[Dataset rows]
--- start ---
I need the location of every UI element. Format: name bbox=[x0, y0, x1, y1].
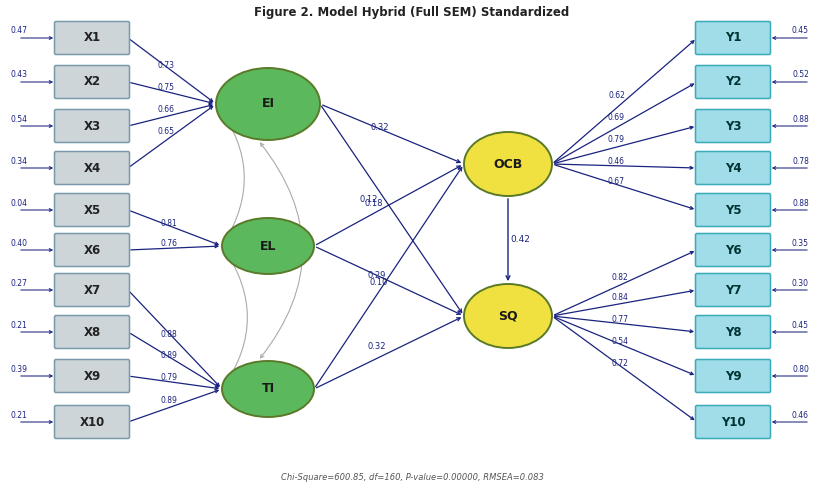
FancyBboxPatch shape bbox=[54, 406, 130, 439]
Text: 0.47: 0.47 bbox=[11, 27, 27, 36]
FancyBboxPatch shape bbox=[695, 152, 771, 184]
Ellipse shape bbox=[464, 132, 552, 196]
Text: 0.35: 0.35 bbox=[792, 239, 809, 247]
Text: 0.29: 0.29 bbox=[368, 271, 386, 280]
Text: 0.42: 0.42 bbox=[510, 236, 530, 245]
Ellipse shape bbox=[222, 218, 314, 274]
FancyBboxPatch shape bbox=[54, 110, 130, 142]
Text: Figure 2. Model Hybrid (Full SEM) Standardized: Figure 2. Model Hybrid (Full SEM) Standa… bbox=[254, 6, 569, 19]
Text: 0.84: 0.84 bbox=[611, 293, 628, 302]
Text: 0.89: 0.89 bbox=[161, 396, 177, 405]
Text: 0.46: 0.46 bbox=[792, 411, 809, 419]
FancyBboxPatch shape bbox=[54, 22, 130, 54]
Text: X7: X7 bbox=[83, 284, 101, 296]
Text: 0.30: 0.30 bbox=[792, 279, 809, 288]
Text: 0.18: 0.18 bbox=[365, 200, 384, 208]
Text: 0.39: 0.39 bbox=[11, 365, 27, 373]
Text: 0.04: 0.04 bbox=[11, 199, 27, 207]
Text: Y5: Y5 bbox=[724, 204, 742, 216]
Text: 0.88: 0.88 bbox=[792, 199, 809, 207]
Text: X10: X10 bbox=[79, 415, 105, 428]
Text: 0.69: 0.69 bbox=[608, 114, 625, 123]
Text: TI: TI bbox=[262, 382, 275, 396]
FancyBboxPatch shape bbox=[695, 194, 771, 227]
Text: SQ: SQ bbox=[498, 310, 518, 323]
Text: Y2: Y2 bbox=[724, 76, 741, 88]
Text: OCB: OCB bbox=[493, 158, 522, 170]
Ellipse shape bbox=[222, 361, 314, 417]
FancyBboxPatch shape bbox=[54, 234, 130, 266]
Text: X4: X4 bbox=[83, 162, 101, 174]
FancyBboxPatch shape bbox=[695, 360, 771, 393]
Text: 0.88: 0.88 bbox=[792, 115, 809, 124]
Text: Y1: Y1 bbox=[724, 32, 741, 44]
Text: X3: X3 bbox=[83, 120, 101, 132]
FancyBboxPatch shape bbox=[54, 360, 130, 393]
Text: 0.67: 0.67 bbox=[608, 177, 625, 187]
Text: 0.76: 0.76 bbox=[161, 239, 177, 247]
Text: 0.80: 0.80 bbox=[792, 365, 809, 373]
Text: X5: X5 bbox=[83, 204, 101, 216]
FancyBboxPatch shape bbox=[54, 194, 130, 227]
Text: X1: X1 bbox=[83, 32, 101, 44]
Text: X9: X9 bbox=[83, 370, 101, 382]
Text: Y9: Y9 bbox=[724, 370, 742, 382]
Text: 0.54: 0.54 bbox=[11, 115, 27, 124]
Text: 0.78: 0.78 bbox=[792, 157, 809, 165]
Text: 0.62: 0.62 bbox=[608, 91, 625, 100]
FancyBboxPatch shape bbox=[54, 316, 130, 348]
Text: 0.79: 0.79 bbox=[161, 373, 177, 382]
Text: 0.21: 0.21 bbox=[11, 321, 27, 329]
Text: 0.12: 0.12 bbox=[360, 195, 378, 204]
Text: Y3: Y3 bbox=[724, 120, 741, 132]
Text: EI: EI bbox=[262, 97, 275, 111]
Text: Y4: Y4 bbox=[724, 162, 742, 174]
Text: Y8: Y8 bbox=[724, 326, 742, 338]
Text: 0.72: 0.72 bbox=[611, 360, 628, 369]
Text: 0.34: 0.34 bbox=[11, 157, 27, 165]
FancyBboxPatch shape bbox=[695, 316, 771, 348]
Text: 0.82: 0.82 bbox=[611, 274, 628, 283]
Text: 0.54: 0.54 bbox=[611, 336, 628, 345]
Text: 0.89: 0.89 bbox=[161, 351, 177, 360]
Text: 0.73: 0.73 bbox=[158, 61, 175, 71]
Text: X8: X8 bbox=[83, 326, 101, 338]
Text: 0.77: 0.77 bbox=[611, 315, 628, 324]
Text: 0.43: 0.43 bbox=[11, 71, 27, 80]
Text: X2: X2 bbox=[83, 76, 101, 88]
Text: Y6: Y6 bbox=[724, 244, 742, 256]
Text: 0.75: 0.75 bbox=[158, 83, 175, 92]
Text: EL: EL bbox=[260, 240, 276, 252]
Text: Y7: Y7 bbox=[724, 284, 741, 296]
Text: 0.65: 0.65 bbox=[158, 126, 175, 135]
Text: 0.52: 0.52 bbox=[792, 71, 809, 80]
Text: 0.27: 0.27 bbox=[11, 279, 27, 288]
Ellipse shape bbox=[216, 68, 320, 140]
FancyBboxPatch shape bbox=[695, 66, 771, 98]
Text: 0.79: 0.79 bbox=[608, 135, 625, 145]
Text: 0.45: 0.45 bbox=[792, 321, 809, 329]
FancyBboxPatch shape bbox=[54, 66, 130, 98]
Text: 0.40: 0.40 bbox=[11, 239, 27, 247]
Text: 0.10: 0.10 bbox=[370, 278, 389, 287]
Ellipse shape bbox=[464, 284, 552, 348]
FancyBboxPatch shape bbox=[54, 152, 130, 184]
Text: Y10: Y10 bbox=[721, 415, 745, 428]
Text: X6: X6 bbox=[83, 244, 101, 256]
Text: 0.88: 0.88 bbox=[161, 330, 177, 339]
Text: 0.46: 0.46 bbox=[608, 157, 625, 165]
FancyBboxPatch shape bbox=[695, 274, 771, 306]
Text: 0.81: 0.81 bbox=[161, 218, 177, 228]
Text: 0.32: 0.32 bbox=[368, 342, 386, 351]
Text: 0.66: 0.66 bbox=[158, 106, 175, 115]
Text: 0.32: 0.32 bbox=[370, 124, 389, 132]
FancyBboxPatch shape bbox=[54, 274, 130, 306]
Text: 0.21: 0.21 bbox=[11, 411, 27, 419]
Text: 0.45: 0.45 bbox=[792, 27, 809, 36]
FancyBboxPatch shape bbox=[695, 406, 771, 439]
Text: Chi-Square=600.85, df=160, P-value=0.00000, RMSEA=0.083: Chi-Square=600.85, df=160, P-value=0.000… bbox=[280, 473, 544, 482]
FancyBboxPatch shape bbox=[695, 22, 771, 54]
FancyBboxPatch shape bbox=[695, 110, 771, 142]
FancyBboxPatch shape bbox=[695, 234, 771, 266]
--- end ---
--- start ---
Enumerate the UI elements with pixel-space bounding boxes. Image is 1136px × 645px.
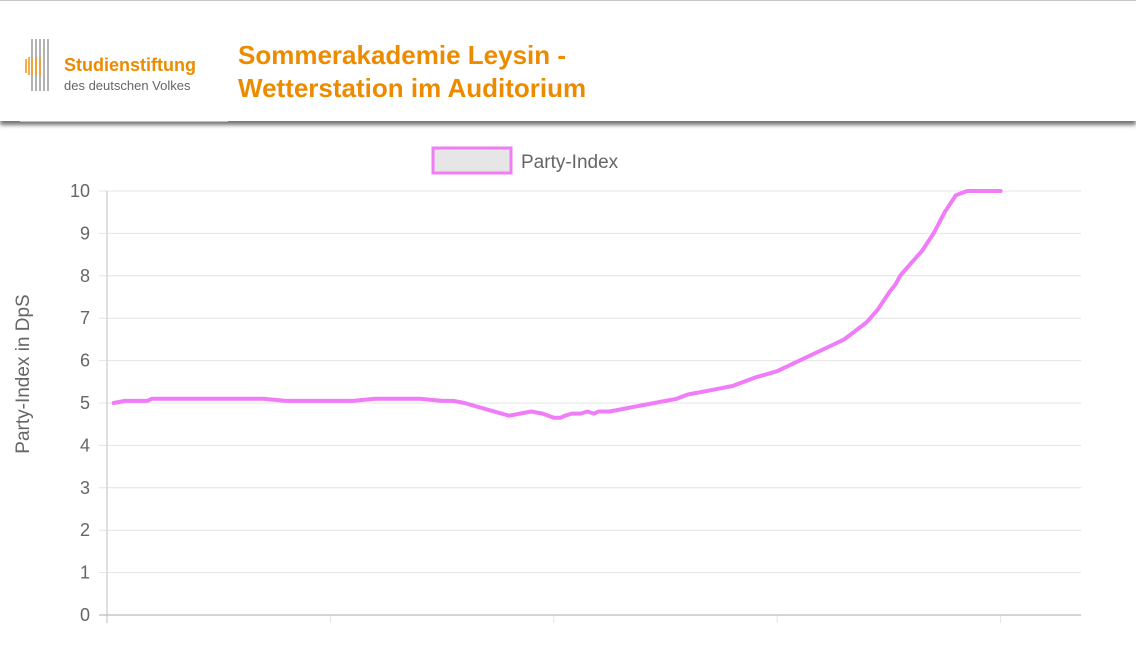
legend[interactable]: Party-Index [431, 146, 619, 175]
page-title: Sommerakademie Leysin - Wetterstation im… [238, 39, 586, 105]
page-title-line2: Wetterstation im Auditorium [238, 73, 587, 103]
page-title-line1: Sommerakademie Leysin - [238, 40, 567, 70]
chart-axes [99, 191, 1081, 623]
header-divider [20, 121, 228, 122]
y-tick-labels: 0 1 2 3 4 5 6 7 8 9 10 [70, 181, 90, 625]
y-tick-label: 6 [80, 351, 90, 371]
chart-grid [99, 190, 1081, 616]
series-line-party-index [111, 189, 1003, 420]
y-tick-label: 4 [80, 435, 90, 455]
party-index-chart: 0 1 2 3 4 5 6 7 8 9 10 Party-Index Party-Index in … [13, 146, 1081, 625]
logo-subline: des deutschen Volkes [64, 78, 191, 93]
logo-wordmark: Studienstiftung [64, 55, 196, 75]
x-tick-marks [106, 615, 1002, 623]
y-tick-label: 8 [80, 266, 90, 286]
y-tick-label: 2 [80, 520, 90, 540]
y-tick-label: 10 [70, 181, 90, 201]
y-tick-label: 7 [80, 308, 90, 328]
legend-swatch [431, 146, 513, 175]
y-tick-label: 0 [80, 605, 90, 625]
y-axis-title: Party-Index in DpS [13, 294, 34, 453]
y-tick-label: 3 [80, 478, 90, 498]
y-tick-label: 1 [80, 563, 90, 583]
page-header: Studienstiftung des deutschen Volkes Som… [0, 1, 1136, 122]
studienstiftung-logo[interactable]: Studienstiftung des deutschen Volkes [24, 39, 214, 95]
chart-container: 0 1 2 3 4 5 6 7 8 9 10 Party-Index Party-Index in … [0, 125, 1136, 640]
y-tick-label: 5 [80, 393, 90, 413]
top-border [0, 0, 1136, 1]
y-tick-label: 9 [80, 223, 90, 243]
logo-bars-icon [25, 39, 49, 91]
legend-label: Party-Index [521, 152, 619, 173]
--- end ---
Work to be completed:
Reproduce verbatim every line from the one containing "FancyBboxPatch shape bbox=[54, 406, 130, 439]" down to the one containing "Text: 0.39: 0.39 bbox=[11, 365, 27, 373]", including both of those lines.

Solution below:
FancyBboxPatch shape bbox=[54, 406, 130, 439]
Text: 0.47: 0.47 bbox=[11, 27, 27, 36]
FancyBboxPatch shape bbox=[695, 152, 771, 184]
Ellipse shape bbox=[464, 132, 552, 196]
Text: 0.35: 0.35 bbox=[792, 239, 809, 247]
Text: 0.29: 0.29 bbox=[368, 271, 386, 280]
Text: 0.42: 0.42 bbox=[510, 236, 530, 245]
Ellipse shape bbox=[222, 218, 314, 274]
FancyBboxPatch shape bbox=[54, 110, 130, 142]
Text: Figure 2. Model Hybrid (Full SEM) Standardized: Figure 2. Model Hybrid (Full SEM) Standa… bbox=[254, 6, 569, 19]
Text: 0.84: 0.84 bbox=[611, 293, 628, 302]
Text: 0.89: 0.89 bbox=[161, 396, 177, 405]
Text: 0.46: 0.46 bbox=[792, 411, 809, 419]
FancyBboxPatch shape bbox=[54, 22, 130, 54]
Text: X7: X7 bbox=[83, 284, 101, 296]
Text: 0.30: 0.30 bbox=[792, 279, 809, 288]
Text: 0.18: 0.18 bbox=[365, 200, 384, 208]
Text: 0.39: 0.39 bbox=[11, 365, 27, 373]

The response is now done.